[WRITTEN REQUEST]
Return all lines below containing the word "false".

Dataset rows:
+---+

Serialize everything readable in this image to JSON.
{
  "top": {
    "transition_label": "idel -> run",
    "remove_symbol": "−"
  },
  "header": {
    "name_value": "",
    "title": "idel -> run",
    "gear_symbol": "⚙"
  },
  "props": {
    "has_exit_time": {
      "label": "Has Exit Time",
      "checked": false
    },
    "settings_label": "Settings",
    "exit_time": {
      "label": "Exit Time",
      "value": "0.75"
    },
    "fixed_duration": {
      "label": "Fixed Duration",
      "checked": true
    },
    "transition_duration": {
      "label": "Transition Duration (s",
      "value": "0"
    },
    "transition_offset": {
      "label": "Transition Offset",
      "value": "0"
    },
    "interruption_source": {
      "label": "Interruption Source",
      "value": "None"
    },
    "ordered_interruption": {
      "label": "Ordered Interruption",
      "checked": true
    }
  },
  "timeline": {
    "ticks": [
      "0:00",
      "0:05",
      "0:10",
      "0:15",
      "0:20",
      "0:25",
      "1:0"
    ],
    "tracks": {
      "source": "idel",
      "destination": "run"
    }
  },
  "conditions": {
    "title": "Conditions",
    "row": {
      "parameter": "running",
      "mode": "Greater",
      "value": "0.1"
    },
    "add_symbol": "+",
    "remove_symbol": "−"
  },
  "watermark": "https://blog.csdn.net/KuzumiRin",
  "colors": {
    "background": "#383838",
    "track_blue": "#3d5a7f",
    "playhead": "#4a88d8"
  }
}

+---+

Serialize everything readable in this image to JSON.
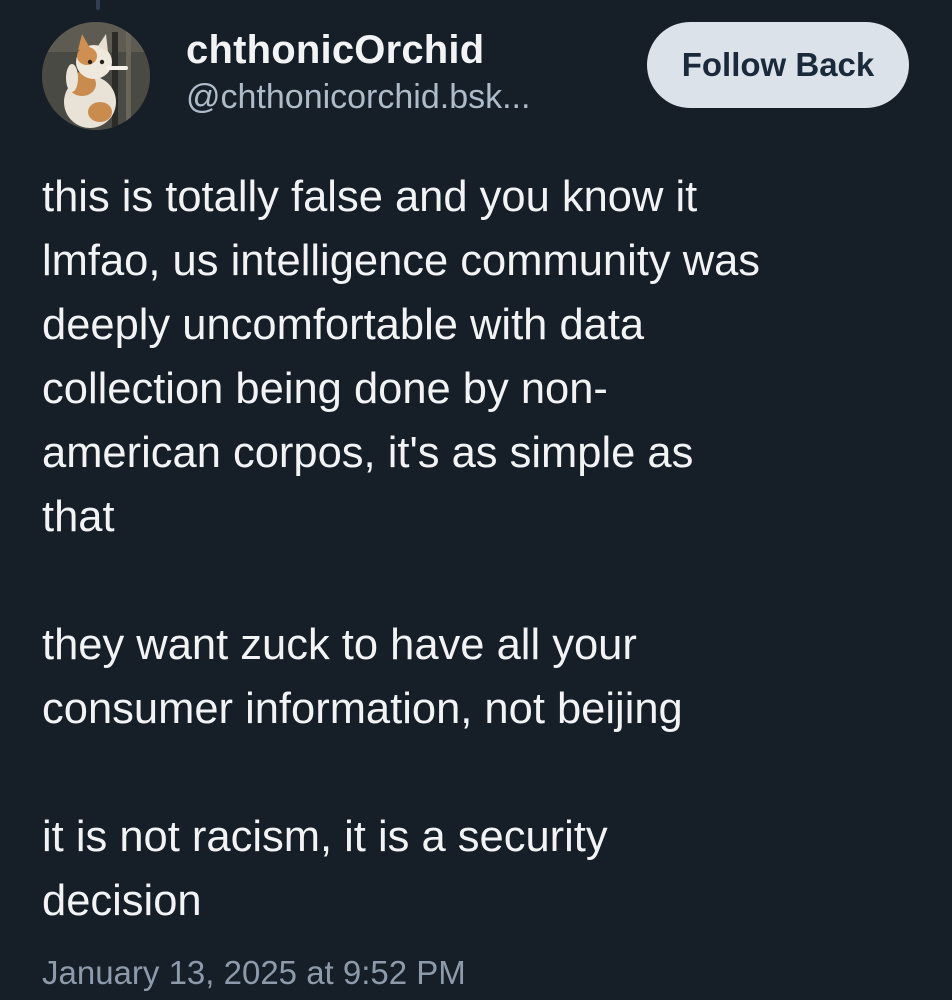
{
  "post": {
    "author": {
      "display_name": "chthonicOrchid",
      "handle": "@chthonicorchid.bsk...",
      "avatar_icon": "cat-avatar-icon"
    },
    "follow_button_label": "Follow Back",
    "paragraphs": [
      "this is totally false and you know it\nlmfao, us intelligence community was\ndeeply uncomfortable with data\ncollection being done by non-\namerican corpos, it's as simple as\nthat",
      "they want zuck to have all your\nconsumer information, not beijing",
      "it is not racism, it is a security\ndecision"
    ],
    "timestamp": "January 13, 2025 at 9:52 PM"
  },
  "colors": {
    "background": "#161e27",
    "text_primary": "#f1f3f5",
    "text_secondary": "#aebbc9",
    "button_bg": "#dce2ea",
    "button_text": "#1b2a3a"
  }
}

+---+

[ANSWER BELOW]
      "checked": false
      "this is totally false and you know it\nlmfao, us intelligence community was\ndeeply uncomfortable with data\ncollection being done by non-\namerican corpos, it's as simple as\nthat",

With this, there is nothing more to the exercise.